» PROBLEM:
Below you will find a set of lines. Repeat them all exactly.

··· STORED RECORDS ···

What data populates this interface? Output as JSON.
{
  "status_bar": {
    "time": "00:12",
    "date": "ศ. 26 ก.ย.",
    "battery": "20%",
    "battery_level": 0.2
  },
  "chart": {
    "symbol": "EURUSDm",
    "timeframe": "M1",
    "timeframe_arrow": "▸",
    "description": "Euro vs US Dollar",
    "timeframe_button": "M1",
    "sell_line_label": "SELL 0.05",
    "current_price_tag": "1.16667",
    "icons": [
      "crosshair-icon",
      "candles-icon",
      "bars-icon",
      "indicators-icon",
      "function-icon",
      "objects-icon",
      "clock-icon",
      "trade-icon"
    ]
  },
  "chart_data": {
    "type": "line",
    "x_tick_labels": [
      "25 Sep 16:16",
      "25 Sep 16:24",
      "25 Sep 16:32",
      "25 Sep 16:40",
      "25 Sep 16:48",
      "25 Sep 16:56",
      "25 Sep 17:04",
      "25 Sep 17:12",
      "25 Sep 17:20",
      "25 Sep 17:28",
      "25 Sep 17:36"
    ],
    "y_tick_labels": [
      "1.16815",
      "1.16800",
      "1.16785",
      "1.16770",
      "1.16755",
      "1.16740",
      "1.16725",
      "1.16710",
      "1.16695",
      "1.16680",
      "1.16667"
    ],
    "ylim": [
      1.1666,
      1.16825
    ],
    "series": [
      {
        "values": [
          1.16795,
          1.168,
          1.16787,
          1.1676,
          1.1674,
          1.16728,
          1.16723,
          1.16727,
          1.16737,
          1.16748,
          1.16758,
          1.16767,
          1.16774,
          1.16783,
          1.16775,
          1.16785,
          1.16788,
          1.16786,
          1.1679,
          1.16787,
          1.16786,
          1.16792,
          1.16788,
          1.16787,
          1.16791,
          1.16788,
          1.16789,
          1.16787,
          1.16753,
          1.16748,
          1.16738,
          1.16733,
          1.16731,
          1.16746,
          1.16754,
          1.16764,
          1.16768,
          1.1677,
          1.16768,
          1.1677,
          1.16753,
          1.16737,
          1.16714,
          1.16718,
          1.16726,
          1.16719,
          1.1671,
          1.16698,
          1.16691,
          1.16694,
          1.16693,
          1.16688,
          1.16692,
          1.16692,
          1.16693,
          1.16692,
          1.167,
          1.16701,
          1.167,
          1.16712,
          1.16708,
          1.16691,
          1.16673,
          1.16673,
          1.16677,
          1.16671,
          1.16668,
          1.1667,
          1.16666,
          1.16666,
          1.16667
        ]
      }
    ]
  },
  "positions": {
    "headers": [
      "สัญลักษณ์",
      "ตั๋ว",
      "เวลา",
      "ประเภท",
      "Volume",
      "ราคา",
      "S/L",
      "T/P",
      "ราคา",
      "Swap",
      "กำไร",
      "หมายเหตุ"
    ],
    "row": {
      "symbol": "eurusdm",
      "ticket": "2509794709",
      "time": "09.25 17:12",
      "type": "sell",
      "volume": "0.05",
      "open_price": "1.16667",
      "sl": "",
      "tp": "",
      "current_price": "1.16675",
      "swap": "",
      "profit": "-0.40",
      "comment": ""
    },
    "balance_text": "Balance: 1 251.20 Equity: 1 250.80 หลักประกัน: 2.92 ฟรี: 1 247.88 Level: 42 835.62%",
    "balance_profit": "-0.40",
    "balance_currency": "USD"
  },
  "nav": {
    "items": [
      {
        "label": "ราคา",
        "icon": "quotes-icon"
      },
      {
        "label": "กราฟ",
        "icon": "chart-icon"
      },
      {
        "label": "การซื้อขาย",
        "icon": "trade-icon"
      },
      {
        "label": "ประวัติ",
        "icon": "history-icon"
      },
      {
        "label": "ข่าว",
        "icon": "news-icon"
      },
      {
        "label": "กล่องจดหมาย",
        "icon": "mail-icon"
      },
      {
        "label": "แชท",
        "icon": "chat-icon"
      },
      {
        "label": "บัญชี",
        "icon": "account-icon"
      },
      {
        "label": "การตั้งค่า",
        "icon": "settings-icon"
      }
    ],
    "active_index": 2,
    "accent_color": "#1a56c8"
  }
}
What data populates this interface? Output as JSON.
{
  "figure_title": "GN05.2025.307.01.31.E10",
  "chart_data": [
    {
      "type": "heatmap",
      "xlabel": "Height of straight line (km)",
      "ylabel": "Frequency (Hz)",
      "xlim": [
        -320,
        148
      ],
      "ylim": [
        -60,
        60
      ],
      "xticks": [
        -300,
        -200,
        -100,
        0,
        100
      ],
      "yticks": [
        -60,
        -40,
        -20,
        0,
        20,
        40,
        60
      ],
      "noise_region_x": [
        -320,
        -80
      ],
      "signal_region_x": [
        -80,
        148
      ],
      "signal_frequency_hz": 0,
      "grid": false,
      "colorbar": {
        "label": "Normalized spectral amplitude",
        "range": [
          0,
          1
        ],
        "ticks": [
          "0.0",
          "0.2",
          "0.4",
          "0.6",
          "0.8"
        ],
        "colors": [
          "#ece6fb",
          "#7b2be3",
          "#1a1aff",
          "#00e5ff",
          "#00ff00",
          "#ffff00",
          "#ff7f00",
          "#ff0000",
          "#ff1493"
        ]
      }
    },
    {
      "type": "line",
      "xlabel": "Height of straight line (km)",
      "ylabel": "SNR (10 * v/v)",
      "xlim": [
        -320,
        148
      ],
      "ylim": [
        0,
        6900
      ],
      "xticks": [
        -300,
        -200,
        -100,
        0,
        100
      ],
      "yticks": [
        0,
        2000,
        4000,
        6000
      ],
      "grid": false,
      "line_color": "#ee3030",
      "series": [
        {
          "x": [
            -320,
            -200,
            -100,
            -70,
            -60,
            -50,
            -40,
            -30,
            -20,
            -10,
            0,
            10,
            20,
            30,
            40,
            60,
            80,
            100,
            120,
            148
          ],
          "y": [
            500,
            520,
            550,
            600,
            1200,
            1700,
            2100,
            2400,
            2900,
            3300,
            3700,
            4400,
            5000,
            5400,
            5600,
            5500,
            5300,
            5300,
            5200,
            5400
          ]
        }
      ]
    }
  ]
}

···

» ANSWER TO THIS EXERCISE:
What data populates this interface? Output as JSON.
{
  "status_bar": {
    "time": "00:12",
    "date": "ศ. 26 ก.ย.",
    "battery": "20%",
    "battery_level": 0.2
  },
  "chart": {
    "symbol": "EURUSDm",
    "timeframe": "M1",
    "timeframe_arrow": "▸",
    "description": "Euro vs US Dollar",
    "timeframe_button": "M1",
    "sell_line_label": "SELL 0.05",
    "current_price_tag": "1.16667",
    "icons": [
      "crosshair-icon",
      "candles-icon",
      "bars-icon",
      "indicators-icon",
      "function-icon",
      "objects-icon",
      "clock-icon",
      "trade-icon"
    ]
  },
  "chart_data": {
    "type": "line",
    "x_tick_labels": [
      "25 Sep 16:16",
      "25 Sep 16:24",
      "25 Sep 16:32",
      "25 Sep 16:40",
      "25 Sep 16:48",
      "25 Sep 16:56",
      "25 Sep 17:04",
      "25 Sep 17:12",
      "25 Sep 17:20",
      "25 Sep 17:28",
      "25 Sep 17:36"
    ],
    "y_tick_labels": [
      "1.16815",
      "1.16800",
      "1.16785",
      "1.16770",
      "1.16755",
      "1.16740",
      "1.16725",
      "1.16710",
      "1.16695",
      "1.16680",
      "1.16667"
    ],
    "ylim": [
      1.1666,
      1.16825
    ],
    "series": [
      {
        "values": [
          1.16795,
          1.168,
          1.16787,
          1.1676,
          1.1674,
          1.16728,
          1.16723,
          1.16727,
          1.16737,
          1.16748,
          1.16758,
          1.16767,
          1.16774,
          1.16783,
          1.16775,
          1.16785,
          1.16788,
          1.16786,
          1.1679,
          1.16787,
          1.16786,
          1.16792,
          1.16788,
          1.16787,
          1.16791,
          1.16788,
          1.16789,
          1.16787,
          1.16753,
          1.16748,
          1.16738,
          1.16733,
          1.16731,
          1.16746,
          1.16754,
          1.16764,
          1.16768,
          1.1677,
          1.16768,
          1.1677,
          1.16753,
          1.16737,
          1.16714,
          1.16718,
          1.16726,
          1.16719,
          1.1671,
          1.16698,
          1.16691,
          1.16694,
          1.16693,
          1.16688,
          1.16692,
          1.16692,
          1.16693,
          1.16692,
          1.167,
          1.16701,
          1.167,
          1.16712,
          1.16708,
          1.16691,
          1.16673,
          1.16673,
          1.16677,
          1.16671,
          1.16668,
          1.1667,
          1.16666,
          1.16666,
          1.16667
        ]
      }
    ]
  },
  "positions": {
    "headers": [
      "สัญลักษณ์",
      "ตั๋ว",
      "เวลา",
      "ประเภท",
      "Volume",
      "ราคา",
      "S/L",
      "T/P",
      "ราคา",
      "Swap",
      "กำไร",
      "หมายเหตุ"
    ],
    "row": {
      "symbol": "eurusdm",
      "ticket": "2509794709",
      "time": "09.25 17:12",
      "type": "sell",
      "volume": "0.05",
      "open_price": "1.16667",
      "sl": "",
      "tp": "",
      "current_price": "1.16675",
      "swap": "",
      "profit": "-0.40",
      "comment": ""
    },
    "balance_text": "Balance: 1 251.20 Equity: 1 250.80 หลักประกัน: 2.92 ฟรี: 1 247.88 Level: 42 835.62%",
    "balance_profit": "-0.40",
    "balance_currency": "USD"
  },
  "nav": {
    "items": [
      {
        "label": "ราคา",
        "icon": "quotes-icon"
      },
      {
        "label": "กราฟ",
        "icon": "chart-icon"
      },
      {
        "label": "การซื้อขาย",
        "icon": "trade-icon"
      },
      {
        "label": "ประวัติ",
        "icon": "history-icon"
      },
      {
        "label": "ข่าว",
        "icon": "news-icon"
      },
      {
        "label": "กล่องจดหมาย",
        "icon": "mail-icon"
      },
      {
        "label": "แชท",
        "icon": "chat-icon"
      },
      {
        "label": "บัญชี",
        "icon": "account-icon"
      },
      {
        "label": "การตั้งค่า",
        "icon": "settings-icon"
      }
    ],
    "active_index": 2,
    "accent_color": "#1a56c8"
  }
}
What data populates this interface? Output as JSON.
{
  "figure_title": "GN05.2025.307.01.31.E10",
  "chart_data": [
    {
      "type": "heatmap",
      "xlabel": "Height of straight line (km)",
      "ylabel": "Frequency (Hz)",
      "xlim": [
        -320,
        148
      ],
      "ylim": [
        -60,
        60
      ],
      "xticks": [
        -300,
        -200,
        -100,
        0,
        100
      ],
      "yticks": [
        -60,
        -40,
        -20,
        0,
        20,
        40,
        60
      ],
      "noise_region_x": [
        -320,
        -80
      ],
      "signal_region_x": [
        -80,
        148
      ],
      "signal_frequency_hz": 0,
      "grid": false,
      "colorbar": {
        "label": "Normalized spectral amplitude",
        "range": [
          0,
          1
        ],
        "ticks": [
          "0.0",
          "0.2",
          "0.4",
          "0.6",
          "0.8"
        ],
        "colors": [
          "#ece6fb",
          "#7b2be3",
          "#1a1aff",
          "#00e5ff",
          "#00ff00",
          "#ffff00",
          "#ff7f00",
          "#ff0000",
          "#ff1493"
        ]
      }
    },
    {
      "type": "line",
      "xlabel": "Height of straight line (km)",
      "ylabel": "SNR (10 * v/v)",
      "xlim": [
        -320,
        148
      ],
      "ylim": [
        0,
        6900
      ],
      "xticks": [
        -300,
        -200,
        -100,
        0,
        100
      ],
      "yticks": [
        0,
        2000,
        4000,
        6000
      ],
      "grid": false,
      "line_color": "#ee3030",
      "series": [
        {
          "x": [
            -320,
            -200,
            -100,
            -70,
            -60,
            -50,
            -40,
            -30,
            -20,
            -10,
            0,
            10,
            20,
            30,
            40,
            60,
            80,
            100,
            120,
            148
          ],
          "y": [
            500,
            520,
            550,
            600,
            1200,
            1700,
            2100,
            2400,
            2900,
            3300,
            3700,
            4400,
            5000,
            5400,
            5600,
            5500,
            5300,
            5300,
            5200,
            5400
          ]
        }
      ]
    }
  ]
}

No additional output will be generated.